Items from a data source
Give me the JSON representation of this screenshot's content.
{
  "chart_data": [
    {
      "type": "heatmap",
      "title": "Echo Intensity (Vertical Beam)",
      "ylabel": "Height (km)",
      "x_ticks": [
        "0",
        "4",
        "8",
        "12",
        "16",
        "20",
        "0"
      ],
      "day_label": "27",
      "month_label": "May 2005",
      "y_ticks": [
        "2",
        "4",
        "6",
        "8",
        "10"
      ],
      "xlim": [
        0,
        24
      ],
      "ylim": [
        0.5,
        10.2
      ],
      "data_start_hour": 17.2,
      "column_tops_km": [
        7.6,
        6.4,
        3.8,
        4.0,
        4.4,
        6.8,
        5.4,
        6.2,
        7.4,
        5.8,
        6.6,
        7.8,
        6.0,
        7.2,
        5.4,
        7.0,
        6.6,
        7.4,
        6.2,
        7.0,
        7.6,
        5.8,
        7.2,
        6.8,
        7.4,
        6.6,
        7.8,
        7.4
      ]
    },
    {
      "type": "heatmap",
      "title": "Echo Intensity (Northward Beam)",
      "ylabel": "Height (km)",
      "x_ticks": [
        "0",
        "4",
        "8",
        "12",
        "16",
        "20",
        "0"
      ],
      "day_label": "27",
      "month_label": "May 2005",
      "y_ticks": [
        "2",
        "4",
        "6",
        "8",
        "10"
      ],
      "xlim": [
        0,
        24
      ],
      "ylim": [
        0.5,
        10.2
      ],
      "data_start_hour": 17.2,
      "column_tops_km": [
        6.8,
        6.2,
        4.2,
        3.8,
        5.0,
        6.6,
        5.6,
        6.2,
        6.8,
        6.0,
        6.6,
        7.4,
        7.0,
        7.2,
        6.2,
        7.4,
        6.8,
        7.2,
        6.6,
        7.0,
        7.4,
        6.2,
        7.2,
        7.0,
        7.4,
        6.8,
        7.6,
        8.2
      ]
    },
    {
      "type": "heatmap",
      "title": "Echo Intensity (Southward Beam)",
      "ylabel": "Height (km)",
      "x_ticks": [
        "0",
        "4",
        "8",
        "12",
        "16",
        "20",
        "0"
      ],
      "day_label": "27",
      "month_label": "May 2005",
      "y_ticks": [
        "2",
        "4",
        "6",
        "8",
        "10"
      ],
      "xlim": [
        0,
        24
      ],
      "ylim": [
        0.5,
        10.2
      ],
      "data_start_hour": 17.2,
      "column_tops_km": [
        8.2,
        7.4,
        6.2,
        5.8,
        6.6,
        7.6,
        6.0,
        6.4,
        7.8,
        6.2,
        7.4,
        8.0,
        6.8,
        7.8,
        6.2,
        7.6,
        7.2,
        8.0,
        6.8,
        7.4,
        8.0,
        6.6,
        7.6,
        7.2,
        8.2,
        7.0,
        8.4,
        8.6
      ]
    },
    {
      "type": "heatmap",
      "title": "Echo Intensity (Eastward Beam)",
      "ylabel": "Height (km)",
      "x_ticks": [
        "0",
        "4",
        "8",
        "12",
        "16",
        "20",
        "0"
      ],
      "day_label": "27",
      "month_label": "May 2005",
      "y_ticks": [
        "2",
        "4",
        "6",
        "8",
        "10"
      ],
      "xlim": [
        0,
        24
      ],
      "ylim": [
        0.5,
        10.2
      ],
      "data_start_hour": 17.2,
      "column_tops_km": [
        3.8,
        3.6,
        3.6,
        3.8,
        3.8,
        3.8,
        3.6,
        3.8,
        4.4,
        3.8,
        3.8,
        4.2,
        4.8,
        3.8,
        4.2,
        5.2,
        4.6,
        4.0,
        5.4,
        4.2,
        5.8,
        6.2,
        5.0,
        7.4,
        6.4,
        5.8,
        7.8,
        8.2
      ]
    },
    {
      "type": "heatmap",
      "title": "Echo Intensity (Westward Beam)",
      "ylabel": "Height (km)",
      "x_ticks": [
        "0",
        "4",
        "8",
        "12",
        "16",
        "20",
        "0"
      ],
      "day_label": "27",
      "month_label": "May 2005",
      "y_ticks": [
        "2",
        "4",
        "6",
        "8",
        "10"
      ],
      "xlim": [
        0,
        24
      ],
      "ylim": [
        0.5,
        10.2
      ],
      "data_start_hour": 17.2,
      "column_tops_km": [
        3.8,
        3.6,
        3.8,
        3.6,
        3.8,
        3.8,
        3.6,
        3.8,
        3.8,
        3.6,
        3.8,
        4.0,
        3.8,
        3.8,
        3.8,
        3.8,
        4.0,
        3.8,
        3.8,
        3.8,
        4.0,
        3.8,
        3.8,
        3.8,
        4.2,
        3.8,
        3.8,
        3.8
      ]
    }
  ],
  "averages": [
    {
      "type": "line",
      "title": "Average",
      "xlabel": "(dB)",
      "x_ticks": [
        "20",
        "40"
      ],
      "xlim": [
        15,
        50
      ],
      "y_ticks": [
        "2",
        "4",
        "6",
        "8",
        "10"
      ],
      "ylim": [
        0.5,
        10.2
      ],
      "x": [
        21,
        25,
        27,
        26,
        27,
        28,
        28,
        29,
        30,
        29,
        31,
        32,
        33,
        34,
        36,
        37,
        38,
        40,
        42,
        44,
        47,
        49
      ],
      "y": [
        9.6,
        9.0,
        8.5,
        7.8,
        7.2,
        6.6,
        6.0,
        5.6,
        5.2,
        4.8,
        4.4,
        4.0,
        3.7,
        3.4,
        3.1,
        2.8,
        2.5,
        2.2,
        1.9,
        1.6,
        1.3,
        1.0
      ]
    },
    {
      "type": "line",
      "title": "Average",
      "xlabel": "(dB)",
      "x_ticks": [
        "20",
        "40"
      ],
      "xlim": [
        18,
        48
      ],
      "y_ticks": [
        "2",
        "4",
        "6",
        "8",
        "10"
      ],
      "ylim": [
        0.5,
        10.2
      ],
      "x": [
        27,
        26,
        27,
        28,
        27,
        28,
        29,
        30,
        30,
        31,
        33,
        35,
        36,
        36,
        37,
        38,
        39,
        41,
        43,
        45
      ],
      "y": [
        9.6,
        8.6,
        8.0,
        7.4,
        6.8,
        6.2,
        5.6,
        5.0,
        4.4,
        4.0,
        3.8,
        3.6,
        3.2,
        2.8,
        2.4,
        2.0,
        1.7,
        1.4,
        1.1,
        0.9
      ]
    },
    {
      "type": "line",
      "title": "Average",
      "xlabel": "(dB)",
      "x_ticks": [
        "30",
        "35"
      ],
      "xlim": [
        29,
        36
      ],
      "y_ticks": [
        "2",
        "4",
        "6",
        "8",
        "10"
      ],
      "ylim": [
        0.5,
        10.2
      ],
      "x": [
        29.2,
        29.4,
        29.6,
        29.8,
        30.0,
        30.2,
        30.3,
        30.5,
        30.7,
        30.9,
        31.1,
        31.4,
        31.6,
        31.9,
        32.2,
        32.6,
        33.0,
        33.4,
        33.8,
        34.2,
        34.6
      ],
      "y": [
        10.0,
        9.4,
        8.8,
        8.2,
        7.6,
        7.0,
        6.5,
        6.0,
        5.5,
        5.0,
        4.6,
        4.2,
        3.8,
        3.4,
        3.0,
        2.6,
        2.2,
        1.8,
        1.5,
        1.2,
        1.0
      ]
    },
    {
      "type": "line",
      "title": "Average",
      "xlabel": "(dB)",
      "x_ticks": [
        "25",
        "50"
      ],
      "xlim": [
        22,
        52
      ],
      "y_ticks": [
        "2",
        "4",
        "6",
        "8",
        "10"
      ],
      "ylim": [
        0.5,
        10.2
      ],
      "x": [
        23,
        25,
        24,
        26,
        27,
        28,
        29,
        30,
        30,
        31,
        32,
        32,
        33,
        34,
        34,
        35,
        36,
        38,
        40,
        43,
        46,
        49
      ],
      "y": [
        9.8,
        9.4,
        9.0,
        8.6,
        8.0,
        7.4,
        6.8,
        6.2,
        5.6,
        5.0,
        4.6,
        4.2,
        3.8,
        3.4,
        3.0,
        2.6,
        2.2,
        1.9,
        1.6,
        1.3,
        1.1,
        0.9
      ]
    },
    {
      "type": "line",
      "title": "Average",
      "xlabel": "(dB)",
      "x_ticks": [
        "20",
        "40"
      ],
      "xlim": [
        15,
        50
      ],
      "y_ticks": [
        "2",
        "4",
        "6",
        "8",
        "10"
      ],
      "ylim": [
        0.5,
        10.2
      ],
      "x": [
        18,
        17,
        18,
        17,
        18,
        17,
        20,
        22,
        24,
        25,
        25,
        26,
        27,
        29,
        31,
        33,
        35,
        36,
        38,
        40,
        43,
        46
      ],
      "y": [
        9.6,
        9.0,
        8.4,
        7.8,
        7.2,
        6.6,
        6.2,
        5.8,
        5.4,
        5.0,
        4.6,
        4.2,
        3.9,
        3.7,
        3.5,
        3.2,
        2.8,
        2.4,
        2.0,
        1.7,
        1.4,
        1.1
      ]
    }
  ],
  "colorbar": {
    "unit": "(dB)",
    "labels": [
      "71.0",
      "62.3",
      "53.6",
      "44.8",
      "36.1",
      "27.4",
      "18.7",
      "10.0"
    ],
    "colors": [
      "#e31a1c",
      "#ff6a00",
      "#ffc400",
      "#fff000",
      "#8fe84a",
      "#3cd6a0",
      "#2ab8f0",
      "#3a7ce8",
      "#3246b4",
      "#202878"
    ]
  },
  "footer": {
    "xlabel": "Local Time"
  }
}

» **What the task requires**
Which lines above hold the word "Intensity"? Copy each of them.

» **Completed task**
      "title": "Echo Intensity (Vertical Beam)",
      "title": "Echo Intensity (Northward Beam)",
      "title": "Echo Intensity (Southward Beam)",
      "title": "Echo Intensity (Eastward Beam)",
      "title": "Echo Intensity (Westward Beam)",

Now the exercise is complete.